Start of RECORDS TO USE

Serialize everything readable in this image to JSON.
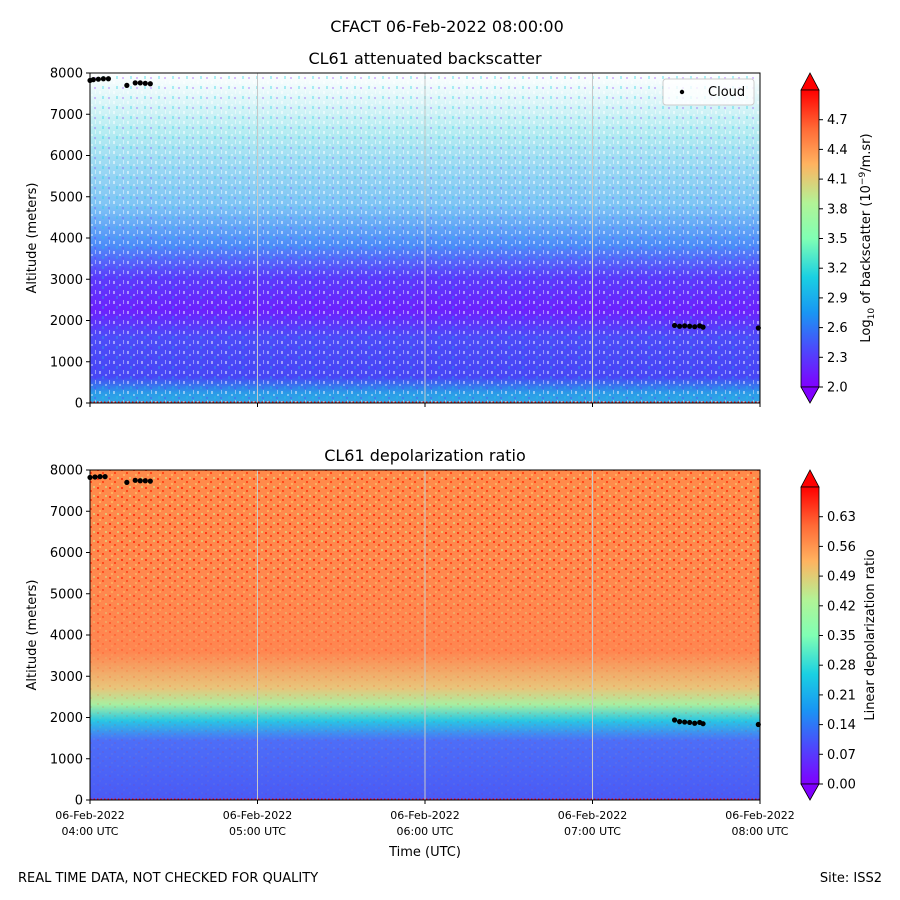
{
  "figure": {
    "suptitle": "CFACT 06-Feb-2022 08:00:00",
    "footer_left": "REAL TIME DATA, NOT CHECKED FOR QUALITY",
    "footer_right": "Site: ISS2"
  },
  "chart_data": [
    {
      "type": "heatmap",
      "title": "CL61 attenuated backscatter",
      "xlabel": "",
      "ylabel": "Altitude (meters)",
      "xlim": [
        "06-Feb-2022 04:00 UTC",
        "06-Feb-2022 08:00 UTC"
      ],
      "ylim": [
        0,
        8000
      ],
      "yticks": [
        0,
        1000,
        2000,
        3000,
        4000,
        5000,
        6000,
        7000,
        8000
      ],
      "grid": "vertical lines at hourly ticks",
      "colormap": "rainbow",
      "colorbar": {
        "label": "Log10 of backscatter (10^-9/m.sr)",
        "label_parts": [
          "Log",
          "10",
          " of backscatter (10",
          "−9",
          "/m.sr)"
        ],
        "range": [
          2.0,
          5.0
        ],
        "ticks": [
          2.0,
          2.3,
          2.6,
          2.9,
          3.2,
          3.5,
          3.8,
          4.1,
          4.4,
          4.7
        ],
        "tick_labels": [
          "2.0",
          "2.3",
          "2.6",
          "2.9",
          "3.2",
          "3.5",
          "3.8",
          "4.1",
          "4.4",
          "4.7"
        ],
        "extend": "both"
      },
      "legend": {
        "placement": "top-right",
        "entries": [
          "Cloud"
        ]
      },
      "cloud_points": [
        {
          "hour": 4.0,
          "alt": 7820
        },
        {
          "hour": 4.02,
          "alt": 7840
        },
        {
          "hour": 4.05,
          "alt": 7850
        },
        {
          "hour": 4.08,
          "alt": 7860
        },
        {
          "hour": 4.11,
          "alt": 7860
        },
        {
          "hour": 4.22,
          "alt": 7700
        },
        {
          "hour": 4.27,
          "alt": 7760
        },
        {
          "hour": 4.3,
          "alt": 7760
        },
        {
          "hour": 4.33,
          "alt": 7750
        },
        {
          "hour": 4.36,
          "alt": 7740
        },
        {
          "hour": 7.49,
          "alt": 1880
        },
        {
          "hour": 7.52,
          "alt": 1860
        },
        {
          "hour": 7.55,
          "alt": 1870
        },
        {
          "hour": 7.58,
          "alt": 1860
        },
        {
          "hour": 7.61,
          "alt": 1850
        },
        {
          "hour": 7.64,
          "alt": 1870
        },
        {
          "hour": 7.66,
          "alt": 1840
        },
        {
          "hour": 7.99,
          "alt": 1820
        }
      ]
    },
    {
      "type": "heatmap",
      "title": "CL61 depolarization ratio",
      "xlabel": "Time (UTC)",
      "ylabel": "Altitude (meters)",
      "xticks": [
        [
          "06-Feb-2022",
          "04:00 UTC"
        ],
        [
          "06-Feb-2022",
          "05:00 UTC"
        ],
        [
          "06-Feb-2022",
          "06:00 UTC"
        ],
        [
          "06-Feb-2022",
          "07:00 UTC"
        ],
        [
          "06-Feb-2022",
          "08:00 UTC"
        ]
      ],
      "ylim": [
        0,
        8000
      ],
      "yticks": [
        0,
        1000,
        2000,
        3000,
        4000,
        5000,
        6000,
        7000,
        8000
      ],
      "grid": "vertical lines at hourly ticks",
      "colormap": "rainbow",
      "colorbar": {
        "label": "Linear depolarization ratio",
        "range": [
          0.0,
          0.7
        ],
        "ticks": [
          0.0,
          0.07,
          0.14,
          0.21,
          0.28,
          0.35,
          0.42,
          0.49,
          0.56,
          0.63
        ],
        "tick_labels": [
          "0.00",
          "0.07",
          "0.14",
          "0.21",
          "0.28",
          "0.35",
          "0.42",
          "0.49",
          "0.56",
          "0.63"
        ],
        "extend": "both"
      },
      "cloud_points": [
        {
          "hour": 4.0,
          "alt": 7820
        },
        {
          "hour": 4.03,
          "alt": 7830
        },
        {
          "hour": 4.06,
          "alt": 7840
        },
        {
          "hour": 4.09,
          "alt": 7840
        },
        {
          "hour": 4.22,
          "alt": 7700
        },
        {
          "hour": 4.27,
          "alt": 7750
        },
        {
          "hour": 4.3,
          "alt": 7740
        },
        {
          "hour": 4.33,
          "alt": 7740
        },
        {
          "hour": 4.36,
          "alt": 7730
        },
        {
          "hour": 7.49,
          "alt": 1940
        },
        {
          "hour": 7.52,
          "alt": 1900
        },
        {
          "hour": 7.55,
          "alt": 1890
        },
        {
          "hour": 7.58,
          "alt": 1880
        },
        {
          "hour": 7.61,
          "alt": 1860
        },
        {
          "hour": 7.64,
          "alt": 1880
        },
        {
          "hour": 7.66,
          "alt": 1850
        },
        {
          "hour": 7.99,
          "alt": 1830
        }
      ]
    }
  ]
}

End of RECORDS TO USE

[TASK DIRECTIONS]: Every record above should be written out again without change, except that the pictures are left out.

[TASK SOLUTION]:
Serialize everything readable in this image to JSON.
{
  "figure": {
    "suptitle": "CFACT 06-Feb-2022 08:00:00",
    "footer_left": "REAL TIME DATA, NOT CHECKED FOR QUALITY",
    "footer_right": "Site: ISS2"
  },
  "chart_data": [
    {
      "type": "heatmap",
      "title": "CL61 attenuated backscatter",
      "xlabel": "",
      "ylabel": "Altitude (meters)",
      "xlim": [
        "06-Feb-2022 04:00 UTC",
        "06-Feb-2022 08:00 UTC"
      ],
      "ylim": [
        0,
        8000
      ],
      "yticks": [
        0,
        1000,
        2000,
        3000,
        4000,
        5000,
        6000,
        7000,
        8000
      ],
      "grid": "vertical lines at hourly ticks",
      "colormap": "rainbow",
      "colorbar": {
        "label": "Log10 of backscatter (10^-9/m.sr)",
        "label_parts": [
          "Log",
          "10",
          " of backscatter (10",
          "−9",
          "/m.sr)"
        ],
        "range": [
          2.0,
          5.0
        ],
        "ticks": [
          2.0,
          2.3,
          2.6,
          2.9,
          3.2,
          3.5,
          3.8,
          4.1,
          4.4,
          4.7
        ],
        "tick_labels": [
          "2.0",
          "2.3",
          "2.6",
          "2.9",
          "3.2",
          "3.5",
          "3.8",
          "4.1",
          "4.4",
          "4.7"
        ],
        "extend": "both"
      },
      "legend": {
        "placement": "top-right",
        "entries": [
          "Cloud"
        ]
      },
      "cloud_points": [
        {
          "hour": 4.0,
          "alt": 7820
        },
        {
          "hour": 4.02,
          "alt": 7840
        },
        {
          "hour": 4.05,
          "alt": 7850
        },
        {
          "hour": 4.08,
          "alt": 7860
        },
        {
          "hour": 4.11,
          "alt": 7860
        },
        {
          "hour": 4.22,
          "alt": 7700
        },
        {
          "hour": 4.27,
          "alt": 7760
        },
        {
          "hour": 4.3,
          "alt": 7760
        },
        {
          "hour": 4.33,
          "alt": 7750
        },
        {
          "hour": 4.36,
          "alt": 7740
        },
        {
          "hour": 7.49,
          "alt": 1880
        },
        {
          "hour": 7.52,
          "alt": 1860
        },
        {
          "hour": 7.55,
          "alt": 1870
        },
        {
          "hour": 7.58,
          "alt": 1860
        },
        {
          "hour": 7.61,
          "alt": 1850
        },
        {
          "hour": 7.64,
          "alt": 1870
        },
        {
          "hour": 7.66,
          "alt": 1840
        },
        {
          "hour": 7.99,
          "alt": 1820
        }
      ]
    },
    {
      "type": "heatmap",
      "title": "CL61 depolarization ratio",
      "xlabel": "Time (UTC)",
      "ylabel": "Altitude (meters)",
      "xticks": [
        [
          "06-Feb-2022",
          "04:00 UTC"
        ],
        [
          "06-Feb-2022",
          "05:00 UTC"
        ],
        [
          "06-Feb-2022",
          "06:00 UTC"
        ],
        [
          "06-Feb-2022",
          "07:00 UTC"
        ],
        [
          "06-Feb-2022",
          "08:00 UTC"
        ]
      ],
      "ylim": [
        0,
        8000
      ],
      "yticks": [
        0,
        1000,
        2000,
        3000,
        4000,
        5000,
        6000,
        7000,
        8000
      ],
      "grid": "vertical lines at hourly ticks",
      "colormap": "rainbow",
      "colorbar": {
        "label": "Linear depolarization ratio",
        "range": [
          0.0,
          0.7
        ],
        "ticks": [
          0.0,
          0.07,
          0.14,
          0.21,
          0.28,
          0.35,
          0.42,
          0.49,
          0.56,
          0.63
        ],
        "tick_labels": [
          "0.00",
          "0.07",
          "0.14",
          "0.21",
          "0.28",
          "0.35",
          "0.42",
          "0.49",
          "0.56",
          "0.63"
        ],
        "extend": "both"
      },
      "cloud_points": [
        {
          "hour": 4.0,
          "alt": 7820
        },
        {
          "hour": 4.03,
          "alt": 7830
        },
        {
          "hour": 4.06,
          "alt": 7840
        },
        {
          "hour": 4.09,
          "alt": 7840
        },
        {
          "hour": 4.22,
          "alt": 7700
        },
        {
          "hour": 4.27,
          "alt": 7750
        },
        {
          "hour": 4.3,
          "alt": 7740
        },
        {
          "hour": 4.33,
          "alt": 7740
        },
        {
          "hour": 4.36,
          "alt": 7730
        },
        {
          "hour": 7.49,
          "alt": 1940
        },
        {
          "hour": 7.52,
          "alt": 1900
        },
        {
          "hour": 7.55,
          "alt": 1890
        },
        {
          "hour": 7.58,
          "alt": 1880
        },
        {
          "hour": 7.61,
          "alt": 1860
        },
        {
          "hour": 7.64,
          "alt": 1880
        },
        {
          "hour": 7.66,
          "alt": 1850
        },
        {
          "hour": 7.99,
          "alt": 1830
        }
      ]
    }
  ]
}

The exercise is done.